Saved entries:
· · · · ·

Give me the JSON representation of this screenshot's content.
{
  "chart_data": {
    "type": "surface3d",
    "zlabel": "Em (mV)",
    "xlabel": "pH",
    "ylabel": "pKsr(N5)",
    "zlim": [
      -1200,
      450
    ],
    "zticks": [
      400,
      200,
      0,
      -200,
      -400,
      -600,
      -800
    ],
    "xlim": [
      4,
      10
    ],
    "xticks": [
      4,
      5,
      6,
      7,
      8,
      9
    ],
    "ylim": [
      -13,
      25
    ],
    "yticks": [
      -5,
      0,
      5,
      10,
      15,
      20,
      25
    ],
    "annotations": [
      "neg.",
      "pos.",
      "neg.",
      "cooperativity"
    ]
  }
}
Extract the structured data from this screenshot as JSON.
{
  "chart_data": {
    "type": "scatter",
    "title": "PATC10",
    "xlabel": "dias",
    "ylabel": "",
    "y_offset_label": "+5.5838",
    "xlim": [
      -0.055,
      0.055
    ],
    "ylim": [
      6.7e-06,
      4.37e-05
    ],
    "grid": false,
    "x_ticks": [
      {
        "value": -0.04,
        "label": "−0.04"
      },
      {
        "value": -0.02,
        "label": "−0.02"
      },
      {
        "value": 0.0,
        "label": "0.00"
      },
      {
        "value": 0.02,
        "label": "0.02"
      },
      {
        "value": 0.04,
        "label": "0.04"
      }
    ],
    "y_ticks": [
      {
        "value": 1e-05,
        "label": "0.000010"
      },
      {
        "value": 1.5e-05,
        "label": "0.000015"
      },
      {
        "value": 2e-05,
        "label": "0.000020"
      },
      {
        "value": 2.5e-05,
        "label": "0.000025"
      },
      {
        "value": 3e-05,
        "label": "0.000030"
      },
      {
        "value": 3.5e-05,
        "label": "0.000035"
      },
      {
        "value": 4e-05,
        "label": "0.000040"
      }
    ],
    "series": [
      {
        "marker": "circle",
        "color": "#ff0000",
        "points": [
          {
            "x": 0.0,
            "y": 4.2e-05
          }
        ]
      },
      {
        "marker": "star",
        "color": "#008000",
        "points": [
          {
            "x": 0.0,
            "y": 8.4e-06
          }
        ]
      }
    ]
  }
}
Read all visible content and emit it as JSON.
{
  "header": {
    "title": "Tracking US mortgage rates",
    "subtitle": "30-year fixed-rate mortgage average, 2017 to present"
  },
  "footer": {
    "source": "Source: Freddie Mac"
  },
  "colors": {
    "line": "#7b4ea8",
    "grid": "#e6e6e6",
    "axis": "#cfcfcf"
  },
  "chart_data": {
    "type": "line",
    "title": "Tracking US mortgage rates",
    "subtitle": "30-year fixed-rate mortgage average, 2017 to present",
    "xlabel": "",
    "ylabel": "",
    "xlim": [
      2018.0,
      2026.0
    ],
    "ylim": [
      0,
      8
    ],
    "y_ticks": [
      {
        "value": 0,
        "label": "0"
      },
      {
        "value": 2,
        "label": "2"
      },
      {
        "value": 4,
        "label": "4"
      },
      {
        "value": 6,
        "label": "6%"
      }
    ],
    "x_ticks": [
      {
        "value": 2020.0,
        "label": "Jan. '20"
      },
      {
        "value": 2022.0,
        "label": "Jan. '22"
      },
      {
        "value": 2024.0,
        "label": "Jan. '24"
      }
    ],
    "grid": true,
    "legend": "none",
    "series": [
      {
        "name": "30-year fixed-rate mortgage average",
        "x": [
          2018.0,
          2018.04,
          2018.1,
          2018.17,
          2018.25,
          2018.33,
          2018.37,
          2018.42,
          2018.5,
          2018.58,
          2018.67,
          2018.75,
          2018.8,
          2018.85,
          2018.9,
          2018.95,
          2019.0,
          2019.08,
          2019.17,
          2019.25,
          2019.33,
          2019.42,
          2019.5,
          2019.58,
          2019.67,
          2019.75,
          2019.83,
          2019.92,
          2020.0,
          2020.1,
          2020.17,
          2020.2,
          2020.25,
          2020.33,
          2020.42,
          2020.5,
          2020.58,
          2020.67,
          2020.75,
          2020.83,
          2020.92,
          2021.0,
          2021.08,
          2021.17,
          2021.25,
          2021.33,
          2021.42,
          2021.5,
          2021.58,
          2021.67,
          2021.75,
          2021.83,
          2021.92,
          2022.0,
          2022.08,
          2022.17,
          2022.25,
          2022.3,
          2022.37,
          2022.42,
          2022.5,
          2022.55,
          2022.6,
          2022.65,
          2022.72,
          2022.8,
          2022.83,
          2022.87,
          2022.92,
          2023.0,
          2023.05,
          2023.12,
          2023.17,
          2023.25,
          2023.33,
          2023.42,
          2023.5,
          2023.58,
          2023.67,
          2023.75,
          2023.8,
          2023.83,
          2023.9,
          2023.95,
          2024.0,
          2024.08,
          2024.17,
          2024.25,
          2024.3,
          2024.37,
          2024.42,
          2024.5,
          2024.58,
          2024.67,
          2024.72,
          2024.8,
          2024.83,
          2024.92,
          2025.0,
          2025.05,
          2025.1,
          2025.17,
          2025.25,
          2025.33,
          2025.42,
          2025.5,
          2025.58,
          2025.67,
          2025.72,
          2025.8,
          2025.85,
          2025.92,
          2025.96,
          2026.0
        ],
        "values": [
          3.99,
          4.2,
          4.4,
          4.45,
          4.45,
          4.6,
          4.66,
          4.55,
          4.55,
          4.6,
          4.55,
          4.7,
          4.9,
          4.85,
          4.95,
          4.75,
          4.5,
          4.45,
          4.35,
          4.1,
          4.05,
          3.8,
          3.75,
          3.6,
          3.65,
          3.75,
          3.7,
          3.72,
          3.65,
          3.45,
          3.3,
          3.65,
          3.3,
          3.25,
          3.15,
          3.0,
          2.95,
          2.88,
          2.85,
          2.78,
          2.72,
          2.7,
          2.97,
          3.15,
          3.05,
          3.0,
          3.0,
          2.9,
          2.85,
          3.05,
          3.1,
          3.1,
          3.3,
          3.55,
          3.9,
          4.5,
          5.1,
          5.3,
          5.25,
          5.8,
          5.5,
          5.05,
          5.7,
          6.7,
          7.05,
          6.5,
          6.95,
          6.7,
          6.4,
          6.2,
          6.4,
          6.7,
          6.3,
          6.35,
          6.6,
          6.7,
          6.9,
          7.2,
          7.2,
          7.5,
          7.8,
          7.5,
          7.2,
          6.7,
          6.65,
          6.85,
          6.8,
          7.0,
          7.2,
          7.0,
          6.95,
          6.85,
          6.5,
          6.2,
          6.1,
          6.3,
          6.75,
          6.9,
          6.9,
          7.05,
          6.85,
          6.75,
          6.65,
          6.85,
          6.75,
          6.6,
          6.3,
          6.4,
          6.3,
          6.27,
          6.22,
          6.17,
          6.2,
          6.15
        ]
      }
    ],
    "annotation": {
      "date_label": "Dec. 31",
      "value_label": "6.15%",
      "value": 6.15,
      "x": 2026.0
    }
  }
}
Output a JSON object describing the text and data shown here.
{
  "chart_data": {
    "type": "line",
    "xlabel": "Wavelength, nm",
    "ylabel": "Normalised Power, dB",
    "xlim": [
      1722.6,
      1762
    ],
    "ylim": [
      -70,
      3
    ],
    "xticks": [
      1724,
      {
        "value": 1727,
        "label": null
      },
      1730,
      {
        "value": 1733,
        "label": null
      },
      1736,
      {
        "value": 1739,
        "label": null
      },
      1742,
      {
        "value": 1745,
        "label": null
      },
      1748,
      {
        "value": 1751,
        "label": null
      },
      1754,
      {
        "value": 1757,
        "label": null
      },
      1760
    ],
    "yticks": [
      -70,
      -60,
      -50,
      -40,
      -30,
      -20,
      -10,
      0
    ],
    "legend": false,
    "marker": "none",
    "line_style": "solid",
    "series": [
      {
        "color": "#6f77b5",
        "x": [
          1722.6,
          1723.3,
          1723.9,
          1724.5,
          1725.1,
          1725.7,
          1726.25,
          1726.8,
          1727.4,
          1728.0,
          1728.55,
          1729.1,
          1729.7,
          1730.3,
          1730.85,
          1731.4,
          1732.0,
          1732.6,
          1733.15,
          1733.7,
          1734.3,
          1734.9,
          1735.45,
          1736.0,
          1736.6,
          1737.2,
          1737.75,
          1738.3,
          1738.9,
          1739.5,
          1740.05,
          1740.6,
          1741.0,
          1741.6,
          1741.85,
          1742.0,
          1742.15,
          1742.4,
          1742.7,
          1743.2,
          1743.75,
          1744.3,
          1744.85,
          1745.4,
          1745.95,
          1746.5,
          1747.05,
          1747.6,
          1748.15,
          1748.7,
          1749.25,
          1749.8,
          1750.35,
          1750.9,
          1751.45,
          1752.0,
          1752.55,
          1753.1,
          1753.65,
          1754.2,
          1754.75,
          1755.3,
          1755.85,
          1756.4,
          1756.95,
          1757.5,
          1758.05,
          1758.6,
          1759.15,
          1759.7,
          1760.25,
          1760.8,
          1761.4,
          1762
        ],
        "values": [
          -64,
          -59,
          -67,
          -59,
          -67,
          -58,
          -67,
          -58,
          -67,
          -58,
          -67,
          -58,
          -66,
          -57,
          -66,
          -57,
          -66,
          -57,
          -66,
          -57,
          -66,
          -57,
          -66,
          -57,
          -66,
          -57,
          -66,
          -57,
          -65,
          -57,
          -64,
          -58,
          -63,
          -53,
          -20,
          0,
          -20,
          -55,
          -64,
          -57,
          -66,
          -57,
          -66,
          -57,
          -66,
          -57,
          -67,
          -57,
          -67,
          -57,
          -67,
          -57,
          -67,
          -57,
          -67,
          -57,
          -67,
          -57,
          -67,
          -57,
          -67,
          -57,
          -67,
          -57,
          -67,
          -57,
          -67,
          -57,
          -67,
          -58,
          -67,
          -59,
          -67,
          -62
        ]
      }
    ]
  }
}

· · · · ·

How many lines in the listing above contain "content"? Answer with the number alone.

THE OUTPUT: 2